⟨

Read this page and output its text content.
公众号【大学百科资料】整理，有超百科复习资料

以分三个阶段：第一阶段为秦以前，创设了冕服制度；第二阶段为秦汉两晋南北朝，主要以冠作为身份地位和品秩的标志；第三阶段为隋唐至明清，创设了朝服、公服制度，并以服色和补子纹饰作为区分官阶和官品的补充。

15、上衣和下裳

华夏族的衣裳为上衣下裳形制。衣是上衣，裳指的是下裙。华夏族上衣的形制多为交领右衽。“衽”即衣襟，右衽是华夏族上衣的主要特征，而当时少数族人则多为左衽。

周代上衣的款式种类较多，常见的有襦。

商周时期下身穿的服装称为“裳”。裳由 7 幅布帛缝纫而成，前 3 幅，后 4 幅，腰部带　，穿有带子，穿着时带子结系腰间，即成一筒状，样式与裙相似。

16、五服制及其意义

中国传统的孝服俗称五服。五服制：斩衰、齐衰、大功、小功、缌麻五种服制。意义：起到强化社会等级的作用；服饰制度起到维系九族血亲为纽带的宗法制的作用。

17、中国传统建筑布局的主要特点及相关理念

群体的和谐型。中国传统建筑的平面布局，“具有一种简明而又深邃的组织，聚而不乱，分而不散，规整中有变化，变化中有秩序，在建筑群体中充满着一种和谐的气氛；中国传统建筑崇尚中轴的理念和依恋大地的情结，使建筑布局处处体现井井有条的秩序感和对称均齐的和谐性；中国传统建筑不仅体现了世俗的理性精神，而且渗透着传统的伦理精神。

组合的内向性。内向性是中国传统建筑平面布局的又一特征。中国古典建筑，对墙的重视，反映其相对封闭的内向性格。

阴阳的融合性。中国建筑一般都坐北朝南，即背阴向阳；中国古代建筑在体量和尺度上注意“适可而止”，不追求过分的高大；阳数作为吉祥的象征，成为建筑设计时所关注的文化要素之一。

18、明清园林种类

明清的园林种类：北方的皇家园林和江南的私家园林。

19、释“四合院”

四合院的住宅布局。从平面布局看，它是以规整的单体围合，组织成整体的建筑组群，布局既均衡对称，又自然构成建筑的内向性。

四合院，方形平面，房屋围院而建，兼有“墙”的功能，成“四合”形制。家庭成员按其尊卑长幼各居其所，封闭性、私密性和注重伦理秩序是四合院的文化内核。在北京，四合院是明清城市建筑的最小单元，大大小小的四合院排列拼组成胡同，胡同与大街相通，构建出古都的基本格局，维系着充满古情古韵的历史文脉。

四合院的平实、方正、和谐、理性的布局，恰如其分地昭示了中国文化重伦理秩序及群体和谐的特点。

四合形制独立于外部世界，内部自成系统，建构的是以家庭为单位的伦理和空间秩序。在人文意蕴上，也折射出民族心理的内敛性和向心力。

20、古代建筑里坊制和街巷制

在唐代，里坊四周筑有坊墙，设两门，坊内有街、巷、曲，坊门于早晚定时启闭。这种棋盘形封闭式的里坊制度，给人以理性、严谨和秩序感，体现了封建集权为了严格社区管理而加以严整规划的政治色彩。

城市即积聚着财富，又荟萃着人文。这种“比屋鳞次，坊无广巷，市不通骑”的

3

⟩

→ Task objective
Repeat every entry exactly as written above.

→ Exercise answer
Read this page and output its text content.
公众号【大学百科资料】整理，有超百科复习资料

以分三个阶段：第一阶段为秦以前，创设了冕服制度；第二阶段为秦汉两晋南北朝，主要以冠作为身份地位和品秩的标志；第三阶段为隋唐至明清，创设了朝服、公服制度，并以服色和补子纹饰作为区分官阶和官品的补充。

15、上衣和下裳

华夏族的衣裳为上衣下裳形制。衣是上衣，裳指的是下裙。华夏族上衣的形制多为交领右衽。“衽”即衣襟，右衽是华夏族上衣的主要特征，而当时少数族人则多为左衽。

周代上衣的款式种类较多，常见的有襦。

商周时期下身穿的服装称为“裳”。裳由 7 幅布帛缝纫而成，前 3 幅，后 4 幅，腰部带　，穿有带子，穿着时带子结系腰间，即成一筒状，样式与裙相似。

16、五服制及其意义

中国传统的孝服俗称五服。五服制：斩衰、齐衰、大功、小功、缌麻五种服制。意义：起到强化社会等级的作用；服饰制度起到维系九族血亲为纽带的宗法制的作用。

17、中国传统建筑布局的主要特点及相关理念

群体的和谐型。中国传统建筑的平面布局，“具有一种简明而又深邃的组织，聚而不乱，分而不散，规整中有变化，变化中有秩序，在建筑群体中充满着一种和谐的气氛；中国传统建筑崇尚中轴的理念和依恋大地的情结，使建筑布局处处体现井井有条的秩序感和对称均齐的和谐性；中国传统建筑不仅体现了世俗的理性精神，而且渗透着传统的伦理精神。

组合的内向性。内向性是中国传统建筑平面布局的又一特征。中国古典建筑，对墙的重视，反映其相对封闭的内向性格。

阴阳的融合性。中国建筑一般都坐北朝南，即背阴向阳；中国古代建筑在体量和尺度上注意“适可而止”，不追求过分的高大；阳数作为吉祥的象征，成为建筑设计时所关注的文化要素之一。

18、明清园林种类

明清的园林种类：北方的皇家园林和江南的私家园林。

19、释“四合院”

四合院的住宅布局。从平面布局看，它是以规整的单体围合，组织成整体的建筑组群，布局既均衡对称，又自然构成建筑的内向性。

四合院，方形平面，房屋围院而建，兼有“墙”的功能，成“四合”形制。家庭成员按其尊卑长幼各居其所，封闭性、私密性和注重伦理秩序是四合院的文化内核。在北京，四合院是明清城市建筑的最小单元，大大小小的四合院排列拼组成胡同，胡同与大街相通，构建出古都的基本格局，维系着充满古情古韵的历史文脉。

四合院的平实、方正、和谐、理性的布局，恰如其分地昭示了中国文化重伦理秩序及群体和谐的特点。

四合形制独立于外部世界，内部自成系统，建构的是以家庭为单位的伦理和空间秩序。在人文意蕴上，也折射出民族心理的内敛性和向心力。

20、古代建筑里坊制和街巷制

在唐代，里坊四周筑有坊墙，设两门，坊内有街、巷、曲，坊门于早晚定时启闭。这种棋盘形封闭式的里坊制度，给人以理性、严谨和秩序感，体现了封建集权为了严格社区管理而加以严整规划的政治色彩。

城市即积聚着财富，又荟萃着人文。这种“比屋鳞次，坊无广巷，市不通骑”的

3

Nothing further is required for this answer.